● **EXERCISE GOAL**
Tally how many lines include "Тамбовской". The number is the whole answer.

● **DATA LINES**
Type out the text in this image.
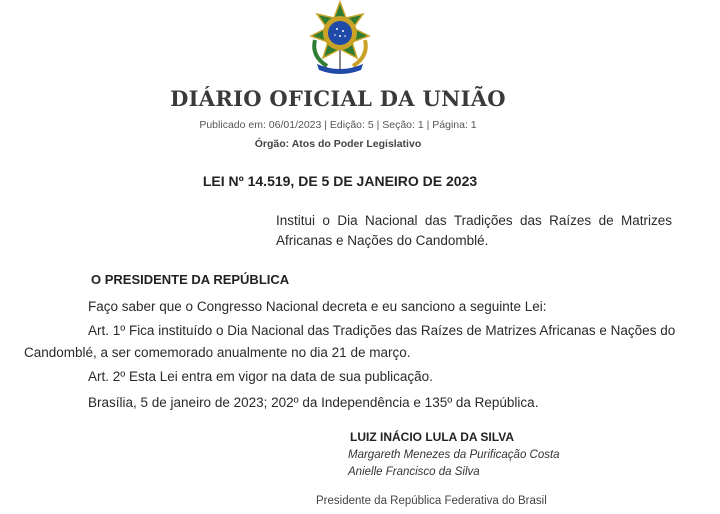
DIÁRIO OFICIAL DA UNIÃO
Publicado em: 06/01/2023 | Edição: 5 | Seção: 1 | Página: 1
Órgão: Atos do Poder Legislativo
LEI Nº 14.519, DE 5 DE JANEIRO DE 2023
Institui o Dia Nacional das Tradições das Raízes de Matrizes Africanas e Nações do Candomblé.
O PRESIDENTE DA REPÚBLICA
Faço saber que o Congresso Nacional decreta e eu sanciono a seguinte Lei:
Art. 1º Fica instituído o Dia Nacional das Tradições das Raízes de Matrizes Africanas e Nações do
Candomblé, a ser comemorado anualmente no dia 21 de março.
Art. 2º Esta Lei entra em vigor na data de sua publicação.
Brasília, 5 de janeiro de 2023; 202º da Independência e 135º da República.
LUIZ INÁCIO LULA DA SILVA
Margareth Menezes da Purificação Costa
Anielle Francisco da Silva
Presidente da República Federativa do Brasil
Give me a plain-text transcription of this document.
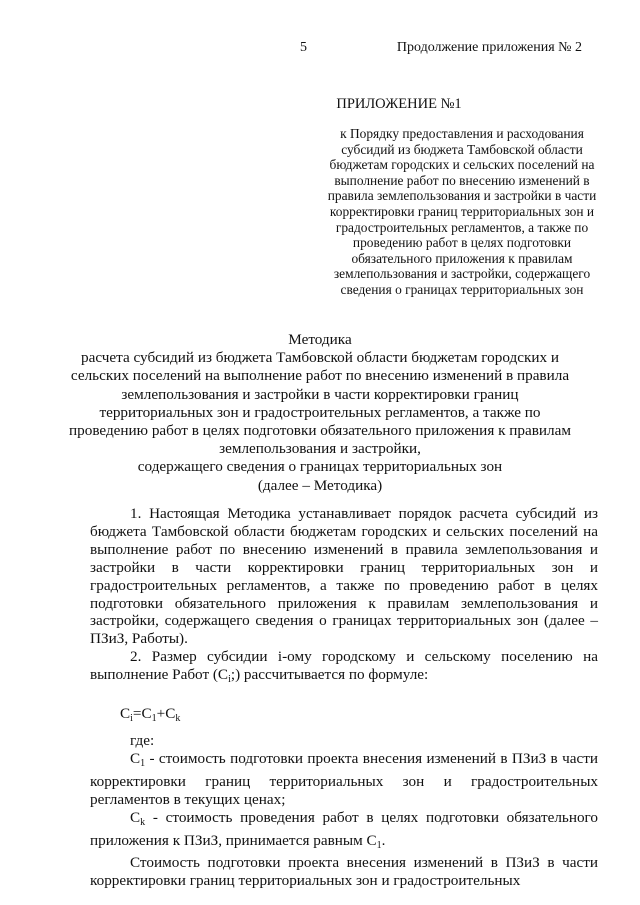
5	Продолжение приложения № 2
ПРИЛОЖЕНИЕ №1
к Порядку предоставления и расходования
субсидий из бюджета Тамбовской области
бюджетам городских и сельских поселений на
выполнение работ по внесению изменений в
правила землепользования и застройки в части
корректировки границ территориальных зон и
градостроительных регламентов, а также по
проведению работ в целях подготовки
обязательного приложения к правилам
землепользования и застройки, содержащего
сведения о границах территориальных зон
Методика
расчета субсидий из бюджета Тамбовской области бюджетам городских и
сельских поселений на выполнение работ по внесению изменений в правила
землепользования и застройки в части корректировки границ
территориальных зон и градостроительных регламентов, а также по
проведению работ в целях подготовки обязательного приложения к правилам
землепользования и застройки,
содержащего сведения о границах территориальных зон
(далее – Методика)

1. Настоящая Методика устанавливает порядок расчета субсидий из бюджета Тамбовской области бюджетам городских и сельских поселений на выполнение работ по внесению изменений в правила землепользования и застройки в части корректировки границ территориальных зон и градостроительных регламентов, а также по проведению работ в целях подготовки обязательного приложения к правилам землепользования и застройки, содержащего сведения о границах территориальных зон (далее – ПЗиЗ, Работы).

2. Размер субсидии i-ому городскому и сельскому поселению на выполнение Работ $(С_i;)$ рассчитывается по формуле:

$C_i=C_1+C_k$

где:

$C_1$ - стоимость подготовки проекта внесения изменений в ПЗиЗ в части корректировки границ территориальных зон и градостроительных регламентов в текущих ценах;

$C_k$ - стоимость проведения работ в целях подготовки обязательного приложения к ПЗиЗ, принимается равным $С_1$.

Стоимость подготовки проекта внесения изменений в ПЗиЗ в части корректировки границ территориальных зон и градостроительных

...

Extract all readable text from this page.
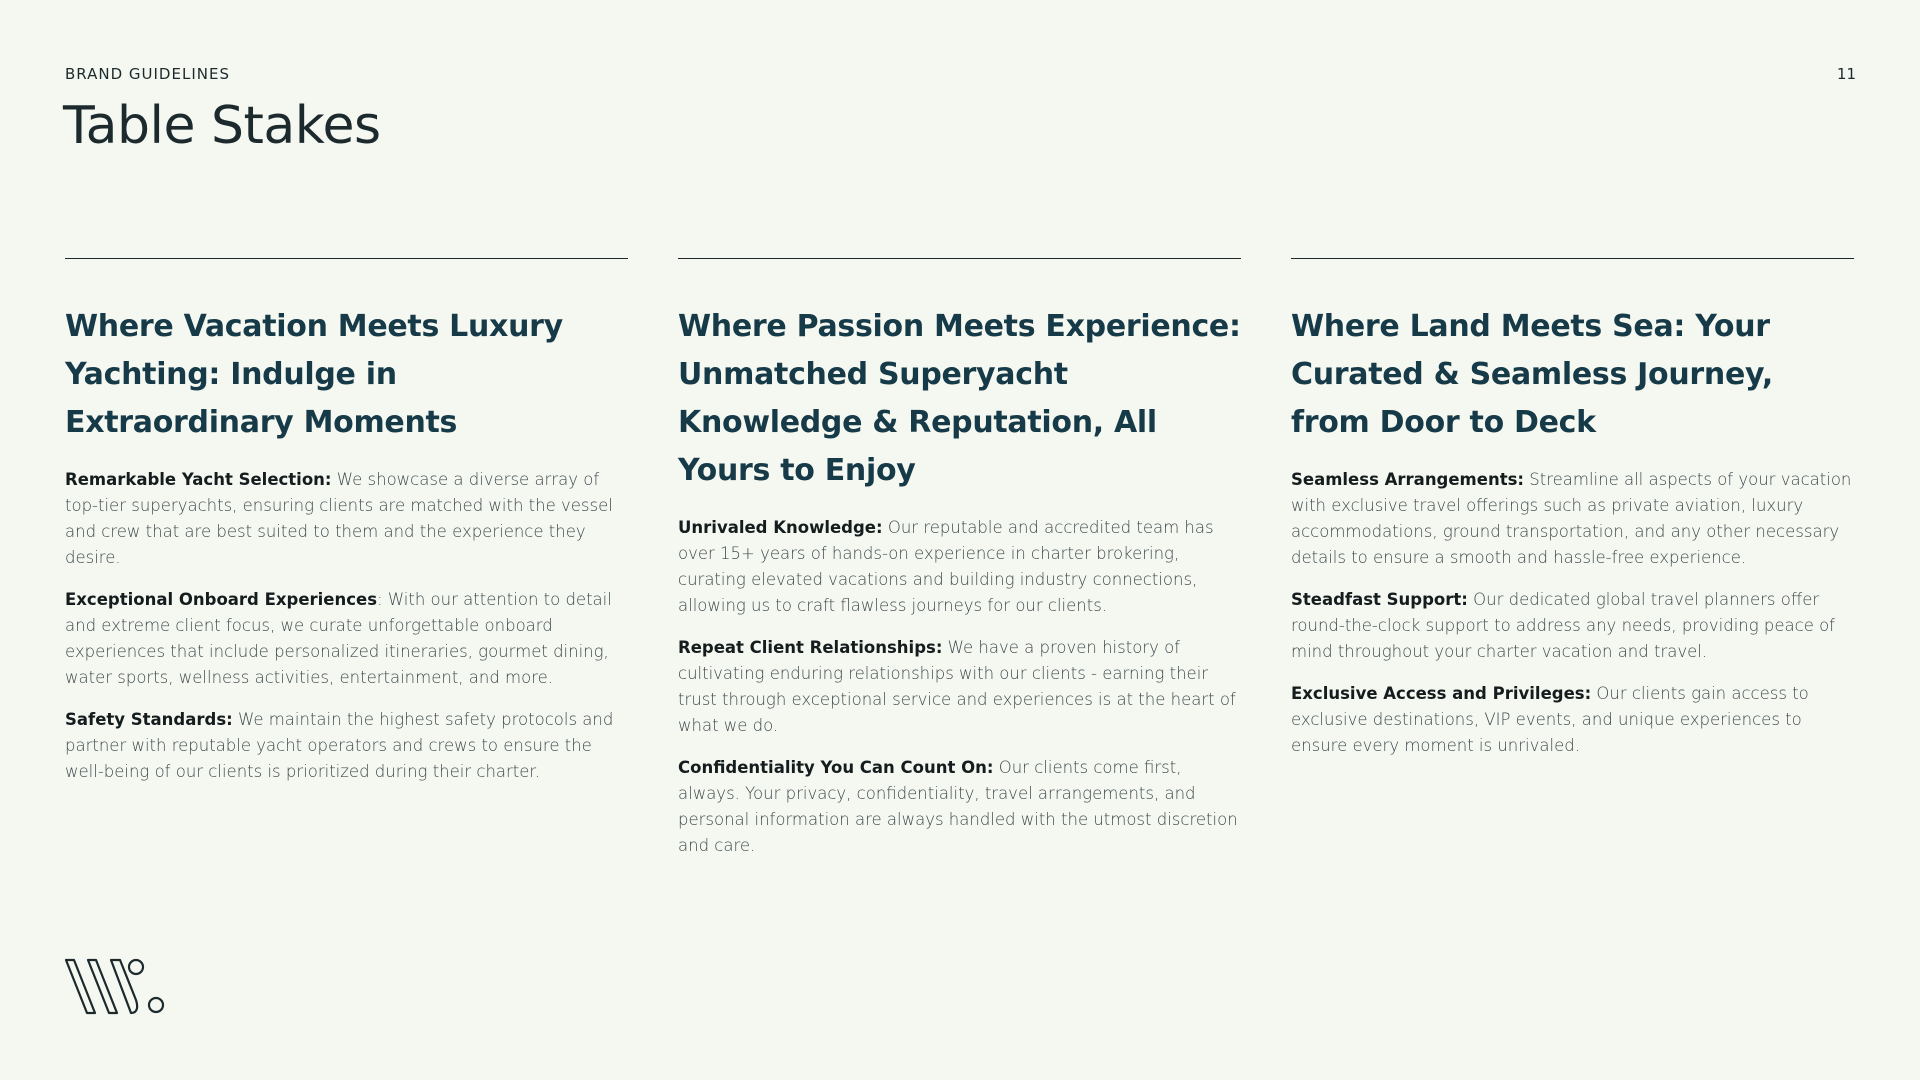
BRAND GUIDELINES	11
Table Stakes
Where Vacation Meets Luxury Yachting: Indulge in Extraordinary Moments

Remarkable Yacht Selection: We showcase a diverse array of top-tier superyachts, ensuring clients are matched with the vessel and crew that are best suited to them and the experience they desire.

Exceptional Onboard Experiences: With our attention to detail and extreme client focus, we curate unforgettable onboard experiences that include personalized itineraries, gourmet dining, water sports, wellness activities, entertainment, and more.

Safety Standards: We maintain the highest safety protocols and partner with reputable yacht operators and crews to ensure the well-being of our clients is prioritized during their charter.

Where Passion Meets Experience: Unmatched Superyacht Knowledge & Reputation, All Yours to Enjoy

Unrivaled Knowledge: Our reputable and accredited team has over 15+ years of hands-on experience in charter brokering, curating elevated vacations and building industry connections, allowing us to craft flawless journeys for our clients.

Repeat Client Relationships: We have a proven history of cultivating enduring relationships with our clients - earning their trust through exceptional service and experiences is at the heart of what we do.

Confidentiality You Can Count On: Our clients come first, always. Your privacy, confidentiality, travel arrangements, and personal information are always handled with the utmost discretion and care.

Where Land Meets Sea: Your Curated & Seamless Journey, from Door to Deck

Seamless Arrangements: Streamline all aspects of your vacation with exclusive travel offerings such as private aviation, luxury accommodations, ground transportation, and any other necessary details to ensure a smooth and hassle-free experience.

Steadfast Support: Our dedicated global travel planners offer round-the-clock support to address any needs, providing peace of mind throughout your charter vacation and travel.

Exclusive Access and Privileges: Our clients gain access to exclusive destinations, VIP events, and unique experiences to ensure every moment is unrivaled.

* * *

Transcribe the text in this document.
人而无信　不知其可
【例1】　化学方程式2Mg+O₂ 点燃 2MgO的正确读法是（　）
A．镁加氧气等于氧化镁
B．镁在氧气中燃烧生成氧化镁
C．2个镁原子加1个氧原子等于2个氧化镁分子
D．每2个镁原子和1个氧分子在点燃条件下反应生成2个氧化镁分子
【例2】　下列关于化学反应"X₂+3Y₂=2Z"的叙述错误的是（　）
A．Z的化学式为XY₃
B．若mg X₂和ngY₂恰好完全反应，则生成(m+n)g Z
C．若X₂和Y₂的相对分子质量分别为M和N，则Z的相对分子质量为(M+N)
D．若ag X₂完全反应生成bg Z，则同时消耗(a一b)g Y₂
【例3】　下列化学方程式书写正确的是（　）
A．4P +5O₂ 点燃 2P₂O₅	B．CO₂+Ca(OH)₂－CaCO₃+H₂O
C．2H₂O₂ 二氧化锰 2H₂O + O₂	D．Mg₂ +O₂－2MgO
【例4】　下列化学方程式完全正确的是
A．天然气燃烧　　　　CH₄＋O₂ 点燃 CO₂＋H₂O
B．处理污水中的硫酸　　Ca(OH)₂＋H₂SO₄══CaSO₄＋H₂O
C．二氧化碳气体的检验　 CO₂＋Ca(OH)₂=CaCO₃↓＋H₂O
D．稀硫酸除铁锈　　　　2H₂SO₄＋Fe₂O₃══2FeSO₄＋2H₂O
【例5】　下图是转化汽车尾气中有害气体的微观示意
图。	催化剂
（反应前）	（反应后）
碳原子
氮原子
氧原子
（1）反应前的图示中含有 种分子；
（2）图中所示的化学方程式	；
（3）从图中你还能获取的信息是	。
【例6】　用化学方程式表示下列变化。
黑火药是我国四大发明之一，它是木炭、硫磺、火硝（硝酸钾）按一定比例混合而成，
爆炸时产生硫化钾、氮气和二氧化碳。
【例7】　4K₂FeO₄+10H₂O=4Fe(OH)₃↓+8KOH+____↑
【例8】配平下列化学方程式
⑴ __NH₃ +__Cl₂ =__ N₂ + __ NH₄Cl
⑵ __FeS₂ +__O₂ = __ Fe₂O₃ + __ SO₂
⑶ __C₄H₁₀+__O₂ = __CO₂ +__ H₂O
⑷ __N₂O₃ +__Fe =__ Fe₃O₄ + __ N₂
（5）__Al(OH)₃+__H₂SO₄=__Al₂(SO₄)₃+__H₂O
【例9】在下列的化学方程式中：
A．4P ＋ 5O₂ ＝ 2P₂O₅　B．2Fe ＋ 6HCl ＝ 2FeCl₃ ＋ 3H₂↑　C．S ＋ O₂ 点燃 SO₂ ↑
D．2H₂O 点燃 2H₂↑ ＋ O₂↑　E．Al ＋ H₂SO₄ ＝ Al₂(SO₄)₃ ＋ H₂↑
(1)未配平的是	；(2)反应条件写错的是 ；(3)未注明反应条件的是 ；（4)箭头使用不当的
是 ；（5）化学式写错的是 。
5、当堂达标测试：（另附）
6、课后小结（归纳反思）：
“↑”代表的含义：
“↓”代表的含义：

● **RESULT OF THE EXERCISE**
3